**LISTING:**
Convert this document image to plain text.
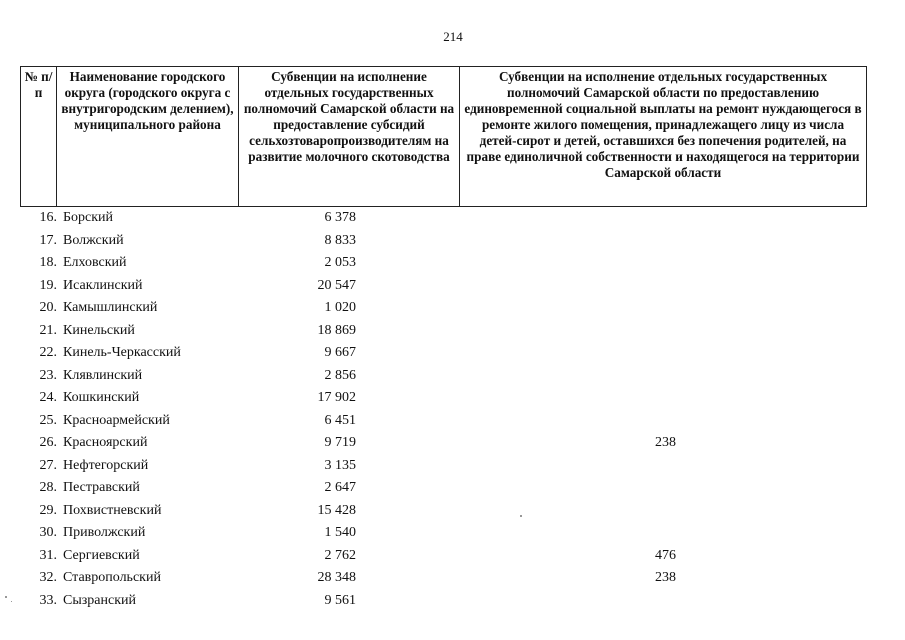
214
№ п/п	Наименование городского округа (городского округа с внутригородским делением), муниципального района	Субвенции на исполнение отдельных государственных полномочий Самарской области на предоставление субсидий сельхозтоваропроизводителям на развитие молочного скотоводства	Субвенции на исполнение отдельных государственных полномочий Самарской области по предоставлению единовременной социальной выплаты на ремонт нуждающегося в ремонте жилого помещения, принадлежащего лицу из числа детей-сирот и детей, оставшихся без попечения родителей, на праве единоличной собственности и находящегося на территории Самарской области
16. Борский	6 378
17. Волжский	8 833
18. Елховский	2 053
19. Исаклинский	20 547
20. Камышлинский	1 020
21. Кинельский	18 869
22. Кинель-Черкасский	9 667
23. Клявлинский	2 856
24. Кошкинский	17 902
25. Красноармейский	6 451
26. Красноярский	9 719	238
27. Нефтегорский	3 135
28. Пестравский	2 647
29. Похвистневский	15 428
30. Приволжский	1 540
31. Сергиевский	2 762	476
32. Ставропольский	28 348	238
33. Сызранский	9 561
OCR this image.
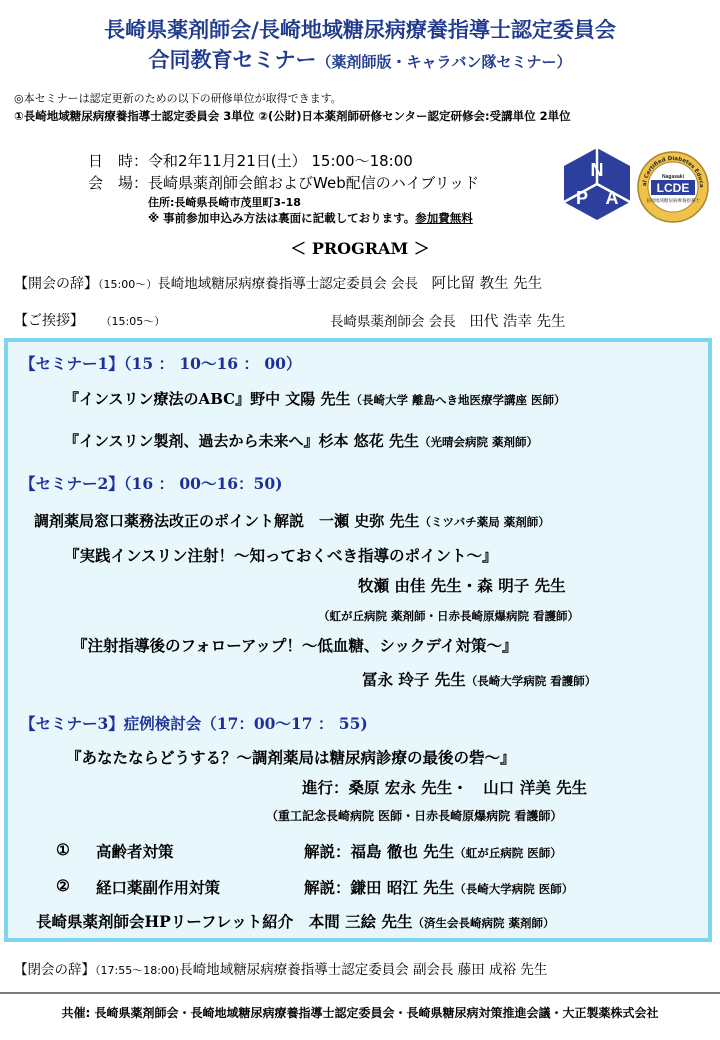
長崎県薬剤師会/長崎地域糖尿病療養指導士認定委員会
合同教育セミナー（薬剤師版・キャラバン隊セミナー）
◎本セミナーは認定更新のための以下の研修単位が取得できます。
①長崎地域糖尿病療養指導士認定委員会 3単位 ②(公財)日本薬剤師研修センター認定研修会:受講単位 2単位
日　時：令和2年11月21日(土） 15:00～18:00
会　場：長崎県薬剤師会館およびWeb配信のハイブリッド
住所:長崎県長崎市茂里町3-18
※ 事前参加申込み方法は裏面に記載しております。参加費無料
N
P A
al Certified Diabetes Educa
LCDE
Nagasaki
長崎地域糖尿病療養指導士
＜ PROGRAM ＞
【開会の辞】（15:00～）長崎地域糖尿病療養指導士認定委員会 会長　阿比留 教生 先生
【ご挨拶】 （15:05～）	長崎県薬剤師会 会長　田代 浩幸 先生
【セミナー1】（15 ： 10～16 ： 00）
『インスリン療法のABC』野中 文陽 先生（長崎大学 離島へき地医療学講座 医師）
『インスリン製剤、過去から未来へ』杉本 悠花 先生（光晴会病院 薬剤師）
【セミナー2】（16 ： 00～16：50)
調剤薬局窓口薬務法改正のポイント解説　一瀬 史弥 先生（ミツバチ薬局 薬剤師）
『実践インスリン注射！～知っておくべき指導のポイント～』
牧瀬 由佳 先生・森 明子 先生
（虹が丘病院 薬剤師・日赤長崎原爆病院 看護師）
『注射指導後のフォローアップ！～低血糖、シックデイ対策～』
冨永 玲子 先生（長崎大学病院 看護師）
【セミナー3】症例検討会（17：00～17 ： 55)
『あなたならどうする？～調剤薬局は糖尿病診療の最後の砦～』
進行：桑原 宏永 先生・　山口 洋美 先生
（重工記念長崎病院 医師・日赤長崎原爆病院 看護師）
① 高齢者対策	解説：福島 徹也 先生（虹が丘病院 医師）
② 経口薬副作用対策	解説：鎌田 昭江 先生（長崎大学病院 医師）
長崎県薬剤師会HPリーフレット紹介　本間 三絵 先生（済生会長崎病院 薬剤師）
【閉会の辞】（17:55～18:00)長崎地域糖尿病療養指導士認定委員会 副会長 藤田 成裕 先生
共催: 長崎県薬剤師会・長崎地域糖尿病療養指導士認定委員会・長崎県糖尿病対策推進会議・大正製薬株式会社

**SHORT TASK:** Leaving out every picture, extract verbatim the lines from the one containing "OCR this image." through the last line of the listing, inclusive.

**RESPONSE:**
OCR this image.
長崎県薬剤師会/長崎地域糖尿病療養指導士認定委員会
合同教育セミナー（薬剤師版・キャラバン隊セミナー）
◎本セミナーは認定更新のための以下の研修単位が取得できます。
①長崎地域糖尿病療養指導士認定委員会 3単位 ②(公財)日本薬剤師研修センター認定研修会:受講単位 2単位
日　時：令和2年11月21日(土） 15:00～18:00
会　場：長崎県薬剤師会館およびWeb配信のハイブリッド
住所:長崎県長崎市茂里町3-18
※ 事前参加申込み方法は裏面に記載しております。参加費無料
N
P A
al Certified Diabetes Educa
LCDE
Nagasaki
長崎地域糖尿病療養指導士
＜ PROGRAM ＞
【開会の辞】（15:00～）長崎地域糖尿病療養指導士認定委員会 会長　阿比留 教生 先生
【ご挨拶】 （15:05～）	長崎県薬剤師会 会長　田代 浩幸 先生
【セミナー1】（15 ： 10～16 ： 00）
『インスリン療法のABC』野中 文陽 先生（長崎大学 離島へき地医療学講座 医師）
『インスリン製剤、過去から未来へ』杉本 悠花 先生（光晴会病院 薬剤師）
【セミナー2】（16 ： 00～16：50)
調剤薬局窓口薬務法改正のポイント解説　一瀬 史弥 先生（ミツバチ薬局 薬剤師）
『実践インスリン注射！～知っておくべき指導のポイント～』
牧瀬 由佳 先生・森 明子 先生
（虹が丘病院 薬剤師・日赤長崎原爆病院 看護師）
『注射指導後のフォローアップ！～低血糖、シックデイ対策～』
冨永 玲子 先生（長崎大学病院 看護師）
【セミナー3】症例検討会（17：00～17 ： 55)
『あなたならどうする？～調剤薬局は糖尿病診療の最後の砦～』
進行：桑原 宏永 先生・　山口 洋美 先生
（重工記念長崎病院 医師・日赤長崎原爆病院 看護師）
① 高齢者対策	解説：福島 徹也 先生（虹が丘病院 医師）
② 経口薬副作用対策	解説：鎌田 昭江 先生（長崎大学病院 医師）
長崎県薬剤師会HPリーフレット紹介　本間 三絵 先生（済生会長崎病院 薬剤師）
【閉会の辞】（17:55～18:00)長崎地域糖尿病療養指導士認定委員会 副会長 藤田 成裕 先生
共催: 長崎県薬剤師会・長崎地域糖尿病療養指導士認定委員会・長崎県糖尿病対策推進会議・大正製薬株式会社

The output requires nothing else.